→ OBJECTIVE 1: Print the part of the mobl text starting at "The transformation performed" and ending at "languages like Scheme.".
→ OBJECTIVE 2: In the mobl text, what is the compiler's transformation of the sleep call called?
→ OBJECTIVE 3: Using the mobl text, explain why the __ns shortcut is needed to reach a function defined in a module.

→ TEXT:
════════
Mobl enables you to include fragments of “native” Javascript in-between <javascript> tags. __ns is a reference to the module’s namespace object. If a function, control or screen is defined in a module it is not put in a global scope, but in a module object named after the module. For instance for the mobl module this object is named mobl, for mobl::ui::generic it’s mobl.ui.generic, a reference to the object can be obtained using the __ns shortcut.

The implementation of sleep takes, as predicted, two arguments: the number of milliseconds to wait, and what to do next (a callback function). It basically delegates this call directly to setTimeout, just switching the argument order.

Alright, so what happens when we call sleep from mobl? What is the Javascript code generated by the following mobl code?

sleep(1000);
alert("1 second passed!");

Cleaned-up a little bit, the resulting Javascript looks as follows:

mobl.sleep(1000, function() {
  mobl.alert("1 second passed!");
});

The transformation performed by the compiler here is called the continuation-passing style transformation, a pretty well-known transformation in academia, although not often applied outside languages like Scheme.
════════
→ MATERIAL:
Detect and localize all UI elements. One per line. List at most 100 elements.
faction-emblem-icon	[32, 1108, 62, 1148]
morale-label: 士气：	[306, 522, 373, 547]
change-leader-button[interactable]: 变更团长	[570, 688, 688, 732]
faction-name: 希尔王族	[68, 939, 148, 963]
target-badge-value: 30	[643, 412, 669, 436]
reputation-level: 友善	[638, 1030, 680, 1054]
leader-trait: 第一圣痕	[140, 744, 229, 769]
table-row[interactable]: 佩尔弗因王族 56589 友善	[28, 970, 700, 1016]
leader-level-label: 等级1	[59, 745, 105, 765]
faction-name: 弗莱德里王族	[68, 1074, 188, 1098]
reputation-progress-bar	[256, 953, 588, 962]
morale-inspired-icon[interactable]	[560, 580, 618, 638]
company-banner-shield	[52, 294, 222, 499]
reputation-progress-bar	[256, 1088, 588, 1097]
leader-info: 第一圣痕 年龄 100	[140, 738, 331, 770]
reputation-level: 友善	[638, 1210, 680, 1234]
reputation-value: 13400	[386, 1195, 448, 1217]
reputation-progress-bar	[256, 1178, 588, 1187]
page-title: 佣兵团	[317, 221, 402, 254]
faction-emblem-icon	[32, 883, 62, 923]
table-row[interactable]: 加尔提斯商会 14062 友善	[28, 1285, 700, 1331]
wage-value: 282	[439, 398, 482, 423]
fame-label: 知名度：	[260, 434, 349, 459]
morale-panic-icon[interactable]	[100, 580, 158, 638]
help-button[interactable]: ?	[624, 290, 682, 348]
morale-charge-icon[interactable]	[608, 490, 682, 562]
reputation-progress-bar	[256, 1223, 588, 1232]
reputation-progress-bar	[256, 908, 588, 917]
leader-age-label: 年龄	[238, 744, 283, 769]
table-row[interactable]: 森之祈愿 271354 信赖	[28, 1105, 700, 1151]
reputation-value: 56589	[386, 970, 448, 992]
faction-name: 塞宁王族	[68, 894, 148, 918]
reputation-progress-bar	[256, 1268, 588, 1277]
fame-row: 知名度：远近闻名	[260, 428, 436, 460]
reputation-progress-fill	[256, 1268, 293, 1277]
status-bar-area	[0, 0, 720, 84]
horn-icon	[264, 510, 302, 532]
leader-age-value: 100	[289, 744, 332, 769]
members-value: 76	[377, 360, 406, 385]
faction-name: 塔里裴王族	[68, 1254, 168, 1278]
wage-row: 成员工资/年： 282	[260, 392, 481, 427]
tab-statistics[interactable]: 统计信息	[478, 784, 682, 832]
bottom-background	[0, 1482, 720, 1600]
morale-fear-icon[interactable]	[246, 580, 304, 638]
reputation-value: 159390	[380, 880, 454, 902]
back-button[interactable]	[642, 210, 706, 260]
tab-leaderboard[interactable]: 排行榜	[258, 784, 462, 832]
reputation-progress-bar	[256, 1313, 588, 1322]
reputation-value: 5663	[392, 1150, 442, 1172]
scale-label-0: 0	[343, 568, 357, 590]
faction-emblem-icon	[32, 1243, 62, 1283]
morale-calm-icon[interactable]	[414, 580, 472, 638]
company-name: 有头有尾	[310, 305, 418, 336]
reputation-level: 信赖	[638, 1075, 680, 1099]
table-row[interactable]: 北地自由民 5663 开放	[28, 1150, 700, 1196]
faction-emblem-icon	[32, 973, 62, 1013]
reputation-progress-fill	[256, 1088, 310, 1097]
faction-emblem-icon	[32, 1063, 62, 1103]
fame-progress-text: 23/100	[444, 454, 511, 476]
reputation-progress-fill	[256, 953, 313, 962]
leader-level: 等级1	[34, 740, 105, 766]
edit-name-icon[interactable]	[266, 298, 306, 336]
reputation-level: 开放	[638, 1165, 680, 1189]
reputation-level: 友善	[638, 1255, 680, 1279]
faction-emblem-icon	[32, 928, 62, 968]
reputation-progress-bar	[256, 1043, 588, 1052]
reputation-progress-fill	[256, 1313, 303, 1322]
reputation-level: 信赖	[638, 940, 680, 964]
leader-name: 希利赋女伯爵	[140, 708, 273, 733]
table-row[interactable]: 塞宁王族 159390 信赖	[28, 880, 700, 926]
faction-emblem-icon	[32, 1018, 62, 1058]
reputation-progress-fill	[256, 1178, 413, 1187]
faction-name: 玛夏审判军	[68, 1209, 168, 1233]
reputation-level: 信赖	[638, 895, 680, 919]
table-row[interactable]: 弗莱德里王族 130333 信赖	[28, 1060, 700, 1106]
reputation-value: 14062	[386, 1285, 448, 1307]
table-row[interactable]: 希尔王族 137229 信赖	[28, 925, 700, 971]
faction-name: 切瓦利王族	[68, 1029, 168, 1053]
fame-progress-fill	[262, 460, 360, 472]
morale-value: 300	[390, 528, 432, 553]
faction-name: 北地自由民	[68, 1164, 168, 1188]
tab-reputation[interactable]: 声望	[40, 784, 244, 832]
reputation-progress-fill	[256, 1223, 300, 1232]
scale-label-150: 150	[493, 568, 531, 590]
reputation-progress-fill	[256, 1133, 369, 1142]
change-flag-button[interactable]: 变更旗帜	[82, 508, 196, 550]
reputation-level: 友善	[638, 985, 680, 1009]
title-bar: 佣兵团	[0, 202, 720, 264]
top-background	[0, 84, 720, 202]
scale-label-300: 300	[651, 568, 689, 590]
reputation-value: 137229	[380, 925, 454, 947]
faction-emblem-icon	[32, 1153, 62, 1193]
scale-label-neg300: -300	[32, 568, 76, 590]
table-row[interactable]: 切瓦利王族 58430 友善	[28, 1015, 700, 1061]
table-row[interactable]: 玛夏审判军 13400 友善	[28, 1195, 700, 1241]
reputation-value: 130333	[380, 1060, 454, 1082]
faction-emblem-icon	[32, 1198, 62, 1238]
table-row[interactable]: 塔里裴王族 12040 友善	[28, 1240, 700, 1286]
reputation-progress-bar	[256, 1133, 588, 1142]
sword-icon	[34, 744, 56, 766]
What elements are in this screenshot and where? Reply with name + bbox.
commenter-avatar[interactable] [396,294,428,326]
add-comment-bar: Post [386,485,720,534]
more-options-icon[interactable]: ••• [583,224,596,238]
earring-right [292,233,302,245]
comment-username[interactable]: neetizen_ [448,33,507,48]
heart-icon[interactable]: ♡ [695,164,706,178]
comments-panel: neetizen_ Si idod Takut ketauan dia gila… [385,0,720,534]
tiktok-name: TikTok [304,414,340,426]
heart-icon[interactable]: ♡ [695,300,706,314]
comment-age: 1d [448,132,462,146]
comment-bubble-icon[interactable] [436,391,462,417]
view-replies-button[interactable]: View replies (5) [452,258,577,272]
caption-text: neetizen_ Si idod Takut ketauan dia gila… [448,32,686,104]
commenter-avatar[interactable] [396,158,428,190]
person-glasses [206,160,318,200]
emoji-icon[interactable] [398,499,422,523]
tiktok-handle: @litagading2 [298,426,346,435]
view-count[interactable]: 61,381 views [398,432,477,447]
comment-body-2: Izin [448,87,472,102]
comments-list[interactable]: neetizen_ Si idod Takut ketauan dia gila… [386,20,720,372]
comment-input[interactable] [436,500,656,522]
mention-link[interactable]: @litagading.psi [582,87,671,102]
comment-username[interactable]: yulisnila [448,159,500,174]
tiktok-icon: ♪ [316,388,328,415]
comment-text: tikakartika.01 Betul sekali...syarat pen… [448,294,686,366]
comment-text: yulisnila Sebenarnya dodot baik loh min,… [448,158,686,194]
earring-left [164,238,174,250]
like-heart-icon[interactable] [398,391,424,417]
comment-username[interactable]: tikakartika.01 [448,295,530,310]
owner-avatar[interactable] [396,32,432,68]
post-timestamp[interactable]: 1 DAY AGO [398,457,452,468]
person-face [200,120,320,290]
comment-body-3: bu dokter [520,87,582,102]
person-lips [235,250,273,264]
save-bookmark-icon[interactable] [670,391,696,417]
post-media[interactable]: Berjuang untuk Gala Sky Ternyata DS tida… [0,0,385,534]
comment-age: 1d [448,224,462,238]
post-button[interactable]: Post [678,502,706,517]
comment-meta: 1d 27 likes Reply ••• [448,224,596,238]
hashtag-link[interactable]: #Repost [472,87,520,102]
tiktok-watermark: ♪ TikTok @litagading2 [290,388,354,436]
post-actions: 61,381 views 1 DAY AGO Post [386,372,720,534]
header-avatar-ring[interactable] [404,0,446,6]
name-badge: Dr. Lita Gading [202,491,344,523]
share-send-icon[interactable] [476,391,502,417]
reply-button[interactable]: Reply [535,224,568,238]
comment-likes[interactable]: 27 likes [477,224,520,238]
════════
→ FULL OUTPUT 1:
The transformation performed by the compiler here is called the continuation-passing style transformation, a pretty well-known transformation in academia, although not often applied outside languages like Scheme.

→ FULL OUTPUT 2: The continuation-passing style transformation.

→ FULL OUTPUT 3: A function, control or screen defined in a module is not placed in a global scope but in a module object named after the module, such as mobl.ui.generic for mobl::ui::generic. __ns provides a reference to that namespace object.